Give the number of lines in the records below that include "text", and nothing more.

◆ **Materials provided**:
□ □ □ □ □
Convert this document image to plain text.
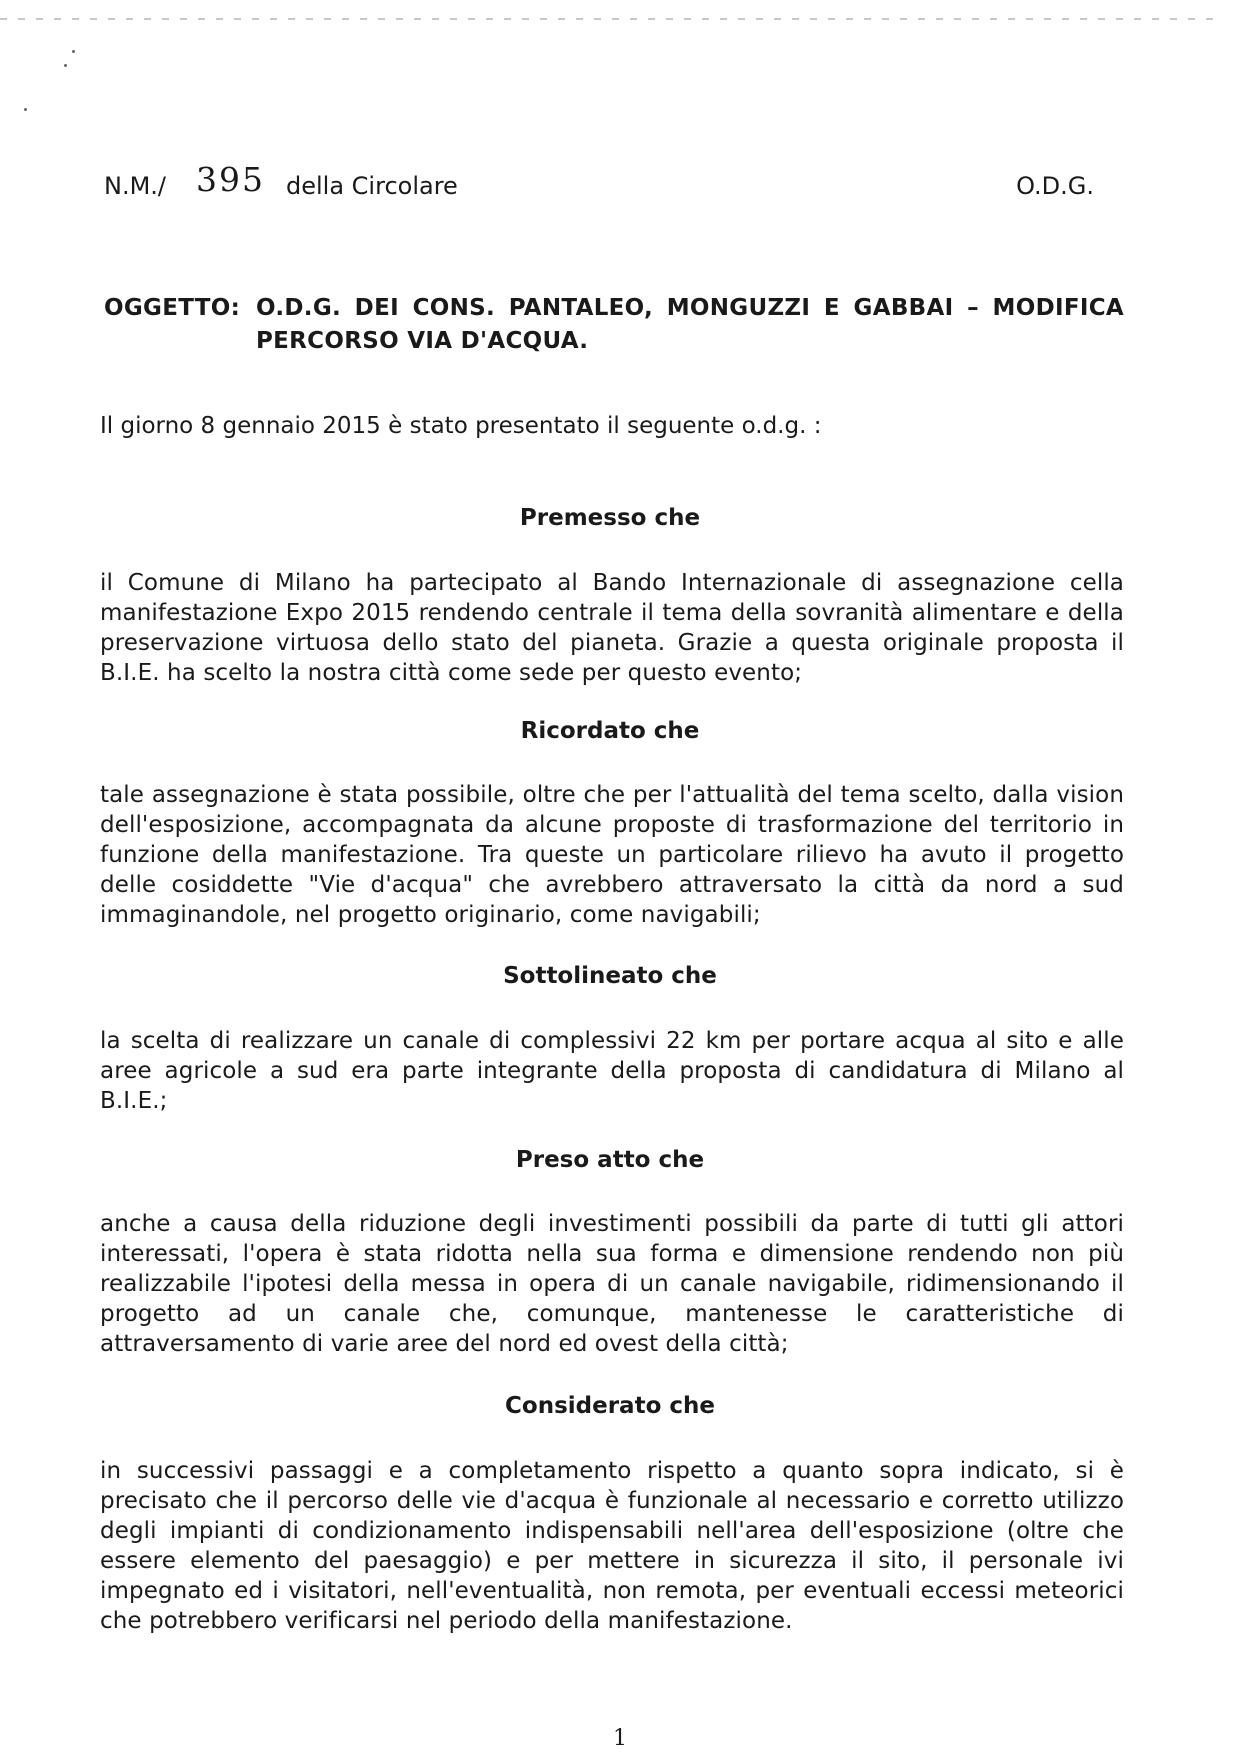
N.M./ 395 della Circolare	O.D.G.
OGGETTO: O.D.G. DEI CONS. PANTALEO, MONGUZZI E GABBAI – MODIFICA
PERCORSO VIA D'ACQUA.
Il giorno 8 gennaio 2015 è stato presentato il seguente o.d.g. :
Premesso che
il Comune di Milano ha partecipato al Bando Internazionale di assegnazione cella manifestazione Expo 2015 rendendo centrale il tema della sovranità alimentare e della preservazione virtuosa dello stato del pianeta. Grazie a questa originale proposta il B.I.E. ha scelto la nostra città come sede per questo evento;
Ricordato che
tale assegnazione è stata possibile, oltre che per l'attualità del tema scelto, dalla vision dell'esposizione, accompagnata da alcune proposte di trasformazione del territorio in funzione della manifestazione. Tra queste un particolare rilievo ha avuto il progetto delle cosiddette "Vie d'acqua" che avrebbero attraversato la città da nord a sud immaginandole, nel progetto originario, come navigabili;
Sottolineato che
la scelta di realizzare un canale di complessivi 22 km per portare acqua al sito e alle aree agricole a sud era parte integrante della proposta di candidatura di Milano al B.I.E.;
Preso atto che
anche a causa della riduzione degli investimenti possibili da parte di tutti gli attori interessati, l'opera è stata ridotta nella sua forma e dimensione rendendo non più realizzabile l'ipotesi della messa in opera di un canale navigabile, ridimensionando il progetto ad un canale che, comunque, mantenesse le caratteristiche di attraversamento di varie aree del nord ed ovest della città;
Considerato che
in successivi passaggi e a completamento rispetto a quanto sopra indicato, si è precisato che il percorso delle vie d'acqua è funzionale al necessario e corretto utilizzo degli impianti di condizionamento indispensabili nell'area dell'esposizione (oltre che essere elemento del paesaggio) e per mettere in sicurezza il sito, il personale ivi impegnato ed i visitatori, nell'eventualità, non remota, per eventuali eccessi meteorici che potrebbero verificarsi nel periodo della manifestazione.
1
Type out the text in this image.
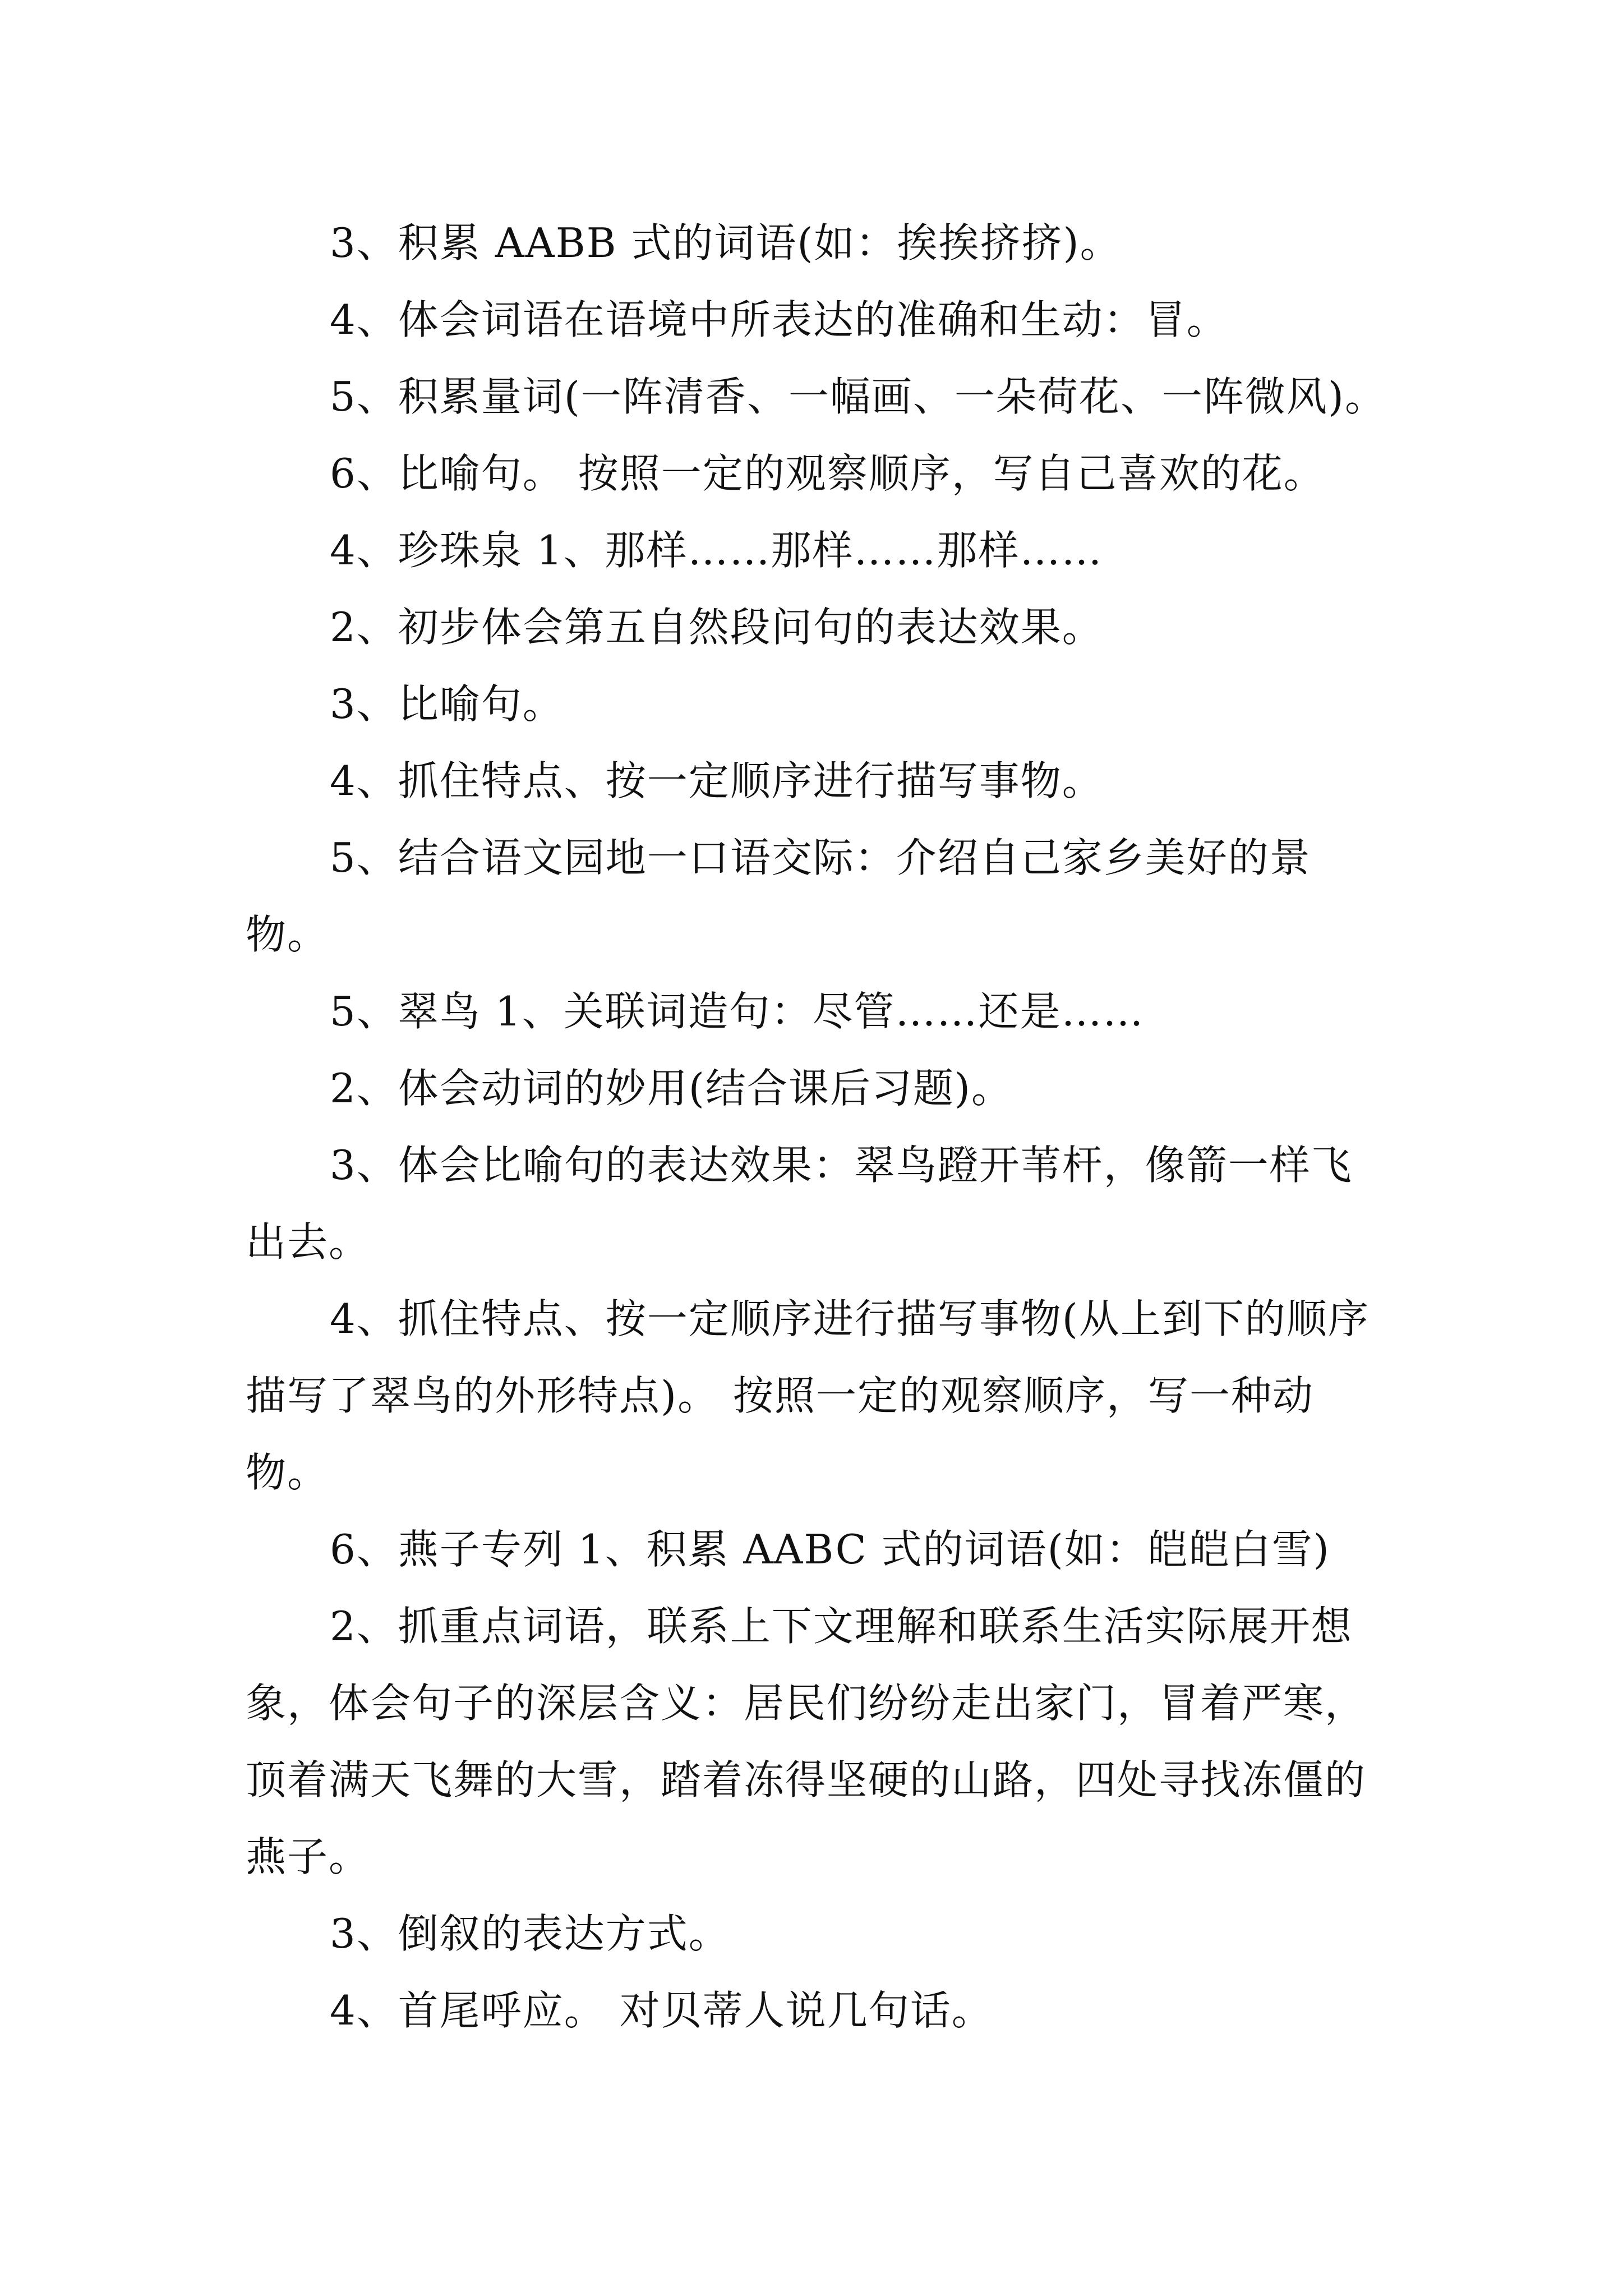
3、积累 AABB 式的词语(如：挨挨挤挤)。

4、体会词语在语境中所表达的准确和生动：冒。

5、积累量词(一阵清香、一幅画、一朵荷花、一阵微风)。

6、比喻句。 按照一定的观察顺序，写自己喜欢的花。

4、珍珠泉 1、那样……那样……那样……

2、初步体会第五自然段问句的表达效果。

3、比喻句。

4、抓住特点、按一定顺序进行描写事物。

5、结合语文园地一口语交际：介绍自己家乡美好的景物。

5、翠鸟 1、关联词造句：尽管……还是……

2、体会动词的妙用(结合课后习题)。

3、体会比喻句的表达效果：翠鸟蹬开苇杆，像箭一样飞出去。

4、抓住特点、按一定顺序进行描写事物(从上到下的顺序描写了翠鸟的外形特点)。 按照一定的观察顺序，写一种动物。

6、燕子专列 1、积累 AABC 式的词语(如：皑皑白雪)

2、抓重点词语，联系上下文理解和联系生活实际展开想象，体会句子的深层含义：居民们纷纷走出家门，冒着严寒，顶着满天飞舞的大雪，踏着冻得坚硬的山路，四处寻找冻僵的燕子。

3、倒叙的表达方式。

4、首尾呼应。 对贝蒂人说几句话。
□ □ □ □ □
◆ **Written reply**: 2